* [Requirement]:
Scan the material and copy every line in which "software" appears.

* [Records for this exercise]:
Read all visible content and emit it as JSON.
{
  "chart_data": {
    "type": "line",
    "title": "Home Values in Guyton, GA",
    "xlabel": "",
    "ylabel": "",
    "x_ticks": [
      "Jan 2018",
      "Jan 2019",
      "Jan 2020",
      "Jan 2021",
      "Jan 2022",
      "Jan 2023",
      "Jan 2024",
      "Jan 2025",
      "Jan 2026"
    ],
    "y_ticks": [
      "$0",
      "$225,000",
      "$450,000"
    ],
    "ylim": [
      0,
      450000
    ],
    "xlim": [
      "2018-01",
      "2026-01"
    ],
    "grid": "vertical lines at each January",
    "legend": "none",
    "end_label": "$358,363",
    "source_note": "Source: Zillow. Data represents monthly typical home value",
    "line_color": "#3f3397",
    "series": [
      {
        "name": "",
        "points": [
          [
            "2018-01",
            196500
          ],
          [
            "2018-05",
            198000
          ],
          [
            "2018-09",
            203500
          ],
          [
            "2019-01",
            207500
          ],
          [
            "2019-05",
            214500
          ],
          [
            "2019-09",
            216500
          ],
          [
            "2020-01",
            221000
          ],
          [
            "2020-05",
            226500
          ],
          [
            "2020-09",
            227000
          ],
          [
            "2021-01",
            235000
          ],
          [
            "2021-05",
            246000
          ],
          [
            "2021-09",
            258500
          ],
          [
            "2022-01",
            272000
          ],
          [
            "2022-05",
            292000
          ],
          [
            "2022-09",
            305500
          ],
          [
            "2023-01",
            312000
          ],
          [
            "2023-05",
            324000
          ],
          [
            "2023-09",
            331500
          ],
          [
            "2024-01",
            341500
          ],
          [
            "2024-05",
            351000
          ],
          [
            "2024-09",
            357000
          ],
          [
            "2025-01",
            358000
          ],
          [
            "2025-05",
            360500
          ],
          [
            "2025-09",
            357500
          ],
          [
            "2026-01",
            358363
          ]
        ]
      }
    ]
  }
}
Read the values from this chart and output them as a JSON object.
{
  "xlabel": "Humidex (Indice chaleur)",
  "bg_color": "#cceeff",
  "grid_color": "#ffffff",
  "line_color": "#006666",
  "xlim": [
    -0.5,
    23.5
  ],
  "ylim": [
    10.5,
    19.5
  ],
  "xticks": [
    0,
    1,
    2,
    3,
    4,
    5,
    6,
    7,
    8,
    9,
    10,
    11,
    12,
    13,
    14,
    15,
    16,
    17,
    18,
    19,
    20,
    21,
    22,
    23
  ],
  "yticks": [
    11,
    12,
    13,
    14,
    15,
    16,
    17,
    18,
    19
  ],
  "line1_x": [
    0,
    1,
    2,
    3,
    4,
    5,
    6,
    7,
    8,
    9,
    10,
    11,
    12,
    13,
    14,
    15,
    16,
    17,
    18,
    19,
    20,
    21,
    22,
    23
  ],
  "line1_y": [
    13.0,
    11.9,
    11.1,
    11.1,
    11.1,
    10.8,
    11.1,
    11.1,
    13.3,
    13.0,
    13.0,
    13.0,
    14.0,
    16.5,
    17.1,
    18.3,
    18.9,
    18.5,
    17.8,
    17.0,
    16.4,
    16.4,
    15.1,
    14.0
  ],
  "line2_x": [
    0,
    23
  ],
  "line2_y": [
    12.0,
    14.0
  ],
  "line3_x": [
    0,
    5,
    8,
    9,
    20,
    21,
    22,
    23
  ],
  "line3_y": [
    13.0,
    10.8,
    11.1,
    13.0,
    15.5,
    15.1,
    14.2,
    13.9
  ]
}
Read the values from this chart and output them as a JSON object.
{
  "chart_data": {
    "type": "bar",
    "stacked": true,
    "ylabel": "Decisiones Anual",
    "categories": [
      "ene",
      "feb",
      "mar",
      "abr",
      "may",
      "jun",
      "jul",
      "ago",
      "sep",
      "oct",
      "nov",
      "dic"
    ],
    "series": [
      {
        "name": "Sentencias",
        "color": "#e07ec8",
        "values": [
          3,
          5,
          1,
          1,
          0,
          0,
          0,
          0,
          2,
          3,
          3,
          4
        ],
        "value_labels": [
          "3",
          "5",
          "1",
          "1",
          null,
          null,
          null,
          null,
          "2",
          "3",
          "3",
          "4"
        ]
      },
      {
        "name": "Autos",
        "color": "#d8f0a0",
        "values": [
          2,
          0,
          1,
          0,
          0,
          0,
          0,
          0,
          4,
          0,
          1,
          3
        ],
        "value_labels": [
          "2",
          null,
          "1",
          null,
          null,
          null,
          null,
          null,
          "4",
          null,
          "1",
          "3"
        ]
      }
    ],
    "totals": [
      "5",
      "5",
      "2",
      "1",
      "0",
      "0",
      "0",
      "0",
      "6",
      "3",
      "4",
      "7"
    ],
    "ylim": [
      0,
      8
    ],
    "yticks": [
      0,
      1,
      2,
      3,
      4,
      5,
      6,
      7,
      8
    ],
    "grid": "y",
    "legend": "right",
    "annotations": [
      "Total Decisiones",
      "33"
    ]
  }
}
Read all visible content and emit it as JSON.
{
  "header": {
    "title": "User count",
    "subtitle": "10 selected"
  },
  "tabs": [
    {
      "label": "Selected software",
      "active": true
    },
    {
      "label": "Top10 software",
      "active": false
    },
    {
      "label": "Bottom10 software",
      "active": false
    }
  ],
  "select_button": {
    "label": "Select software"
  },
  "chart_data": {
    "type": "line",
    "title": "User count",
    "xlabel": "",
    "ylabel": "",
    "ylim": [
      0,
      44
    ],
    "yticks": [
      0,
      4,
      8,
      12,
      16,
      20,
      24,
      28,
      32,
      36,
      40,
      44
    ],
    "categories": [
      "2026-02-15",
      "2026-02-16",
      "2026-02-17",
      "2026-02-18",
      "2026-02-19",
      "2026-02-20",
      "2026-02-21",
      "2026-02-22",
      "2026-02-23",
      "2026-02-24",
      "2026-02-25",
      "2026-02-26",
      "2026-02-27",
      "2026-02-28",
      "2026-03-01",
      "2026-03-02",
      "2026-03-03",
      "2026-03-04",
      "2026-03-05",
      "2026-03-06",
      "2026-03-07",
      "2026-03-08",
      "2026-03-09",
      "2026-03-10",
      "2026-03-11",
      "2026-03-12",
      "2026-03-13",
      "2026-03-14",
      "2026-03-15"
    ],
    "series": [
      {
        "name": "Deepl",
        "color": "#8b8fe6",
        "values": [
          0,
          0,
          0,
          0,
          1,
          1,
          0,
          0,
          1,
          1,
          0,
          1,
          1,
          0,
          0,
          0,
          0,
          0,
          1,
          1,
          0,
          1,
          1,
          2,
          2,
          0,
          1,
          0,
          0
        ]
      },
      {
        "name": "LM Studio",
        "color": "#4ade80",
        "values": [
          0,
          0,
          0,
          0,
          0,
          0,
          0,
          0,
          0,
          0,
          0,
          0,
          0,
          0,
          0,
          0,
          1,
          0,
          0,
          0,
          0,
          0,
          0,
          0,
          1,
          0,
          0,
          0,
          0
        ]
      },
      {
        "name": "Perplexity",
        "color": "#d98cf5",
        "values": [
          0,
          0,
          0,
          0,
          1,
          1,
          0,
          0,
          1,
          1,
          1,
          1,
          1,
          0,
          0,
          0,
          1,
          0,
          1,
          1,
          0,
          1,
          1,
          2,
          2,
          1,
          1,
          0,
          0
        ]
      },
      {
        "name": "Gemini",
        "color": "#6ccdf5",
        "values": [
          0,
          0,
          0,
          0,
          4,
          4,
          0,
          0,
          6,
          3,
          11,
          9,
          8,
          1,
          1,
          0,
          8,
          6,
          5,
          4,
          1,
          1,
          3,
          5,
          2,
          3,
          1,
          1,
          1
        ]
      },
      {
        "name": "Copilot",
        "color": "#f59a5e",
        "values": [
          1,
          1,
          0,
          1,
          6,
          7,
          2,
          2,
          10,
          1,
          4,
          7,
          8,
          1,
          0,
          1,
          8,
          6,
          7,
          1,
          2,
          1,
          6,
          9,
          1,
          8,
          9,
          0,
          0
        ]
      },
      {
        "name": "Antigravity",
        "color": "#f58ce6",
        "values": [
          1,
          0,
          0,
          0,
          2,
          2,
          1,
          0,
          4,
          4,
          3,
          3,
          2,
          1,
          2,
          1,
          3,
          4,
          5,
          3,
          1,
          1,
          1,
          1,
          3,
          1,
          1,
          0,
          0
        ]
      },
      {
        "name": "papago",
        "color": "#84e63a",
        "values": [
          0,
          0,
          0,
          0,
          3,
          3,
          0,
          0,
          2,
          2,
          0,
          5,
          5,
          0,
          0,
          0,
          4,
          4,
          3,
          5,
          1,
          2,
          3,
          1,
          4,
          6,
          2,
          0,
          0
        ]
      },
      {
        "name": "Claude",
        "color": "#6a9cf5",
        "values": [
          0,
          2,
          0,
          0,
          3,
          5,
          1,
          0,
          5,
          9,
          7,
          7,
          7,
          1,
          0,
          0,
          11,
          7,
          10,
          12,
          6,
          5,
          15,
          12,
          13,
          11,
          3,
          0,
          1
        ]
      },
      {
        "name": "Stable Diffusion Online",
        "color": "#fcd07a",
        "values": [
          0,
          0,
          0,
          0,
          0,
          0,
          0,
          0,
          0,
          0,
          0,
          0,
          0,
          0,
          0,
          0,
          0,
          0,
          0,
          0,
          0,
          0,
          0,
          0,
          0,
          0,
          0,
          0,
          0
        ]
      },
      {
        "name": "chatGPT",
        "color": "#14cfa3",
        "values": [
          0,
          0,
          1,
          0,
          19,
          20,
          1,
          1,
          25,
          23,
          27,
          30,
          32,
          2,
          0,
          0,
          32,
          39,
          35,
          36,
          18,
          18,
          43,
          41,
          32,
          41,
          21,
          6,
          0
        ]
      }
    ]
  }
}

* [Result for this task]:
      "label": "Selected software",
      "label": "Top10 software",
      "label": "Bottom10 software",
    "label": "Select software"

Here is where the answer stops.